INSTRUCTIONS TO FOLLOW: Return each line of the data below verbatim; pictures are to be left out.

Records that describe figures
· · ·
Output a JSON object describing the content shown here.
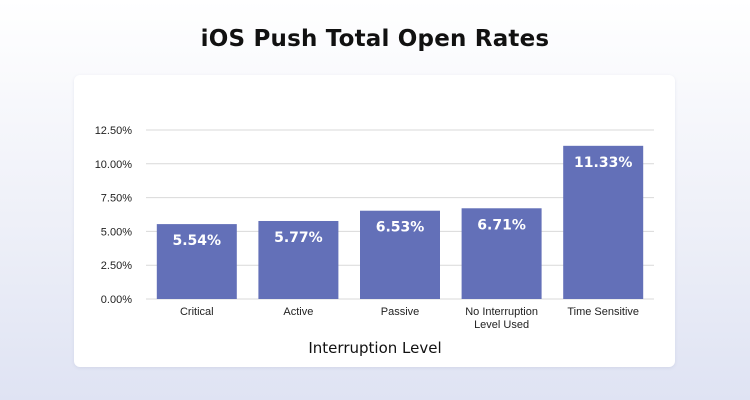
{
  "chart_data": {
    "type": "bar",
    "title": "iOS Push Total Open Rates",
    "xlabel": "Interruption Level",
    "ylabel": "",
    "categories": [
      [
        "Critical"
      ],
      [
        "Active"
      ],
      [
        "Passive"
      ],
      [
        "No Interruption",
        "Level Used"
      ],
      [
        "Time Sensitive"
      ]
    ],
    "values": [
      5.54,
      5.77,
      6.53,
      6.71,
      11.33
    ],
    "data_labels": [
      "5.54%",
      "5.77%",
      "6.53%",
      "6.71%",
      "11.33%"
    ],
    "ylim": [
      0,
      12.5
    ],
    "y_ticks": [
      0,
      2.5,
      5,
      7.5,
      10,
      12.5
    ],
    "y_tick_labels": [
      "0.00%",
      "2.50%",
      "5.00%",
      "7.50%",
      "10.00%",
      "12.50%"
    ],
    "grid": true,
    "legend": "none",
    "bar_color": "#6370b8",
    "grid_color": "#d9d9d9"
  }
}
· · ·
FINISHED ANSWER:
Output a JSON object describing the content shown here.
{
  "chart_data": {
    "type": "bar",
    "title": "iOS Push Total Open Rates",
    "xlabel": "Interruption Level",
    "ylabel": "",
    "categories": [
      [
        "Critical"
      ],
      [
        "Active"
      ],
      [
        "Passive"
      ],
      [
        "No Interruption",
        "Level Used"
      ],
      [
        "Time Sensitive"
      ]
    ],
    "values": [
      5.54,
      5.77,
      6.53,
      6.71,
      11.33
    ],
    "data_labels": [
      "5.54%",
      "5.77%",
      "6.53%",
      "6.71%",
      "11.33%"
    ],
    "ylim": [
      0,
      12.5
    ],
    "y_ticks": [
      0,
      2.5,
      5,
      7.5,
      10,
      12.5
    ],
    "y_tick_labels": [
      "0.00%",
      "2.50%",
      "5.00%",
      "7.50%",
      "10.00%",
      "12.50%"
    ],
    "grid": true,
    "legend": "none",
    "bar_color": "#6370b8",
    "grid_color": "#d9d9d9"
  }
}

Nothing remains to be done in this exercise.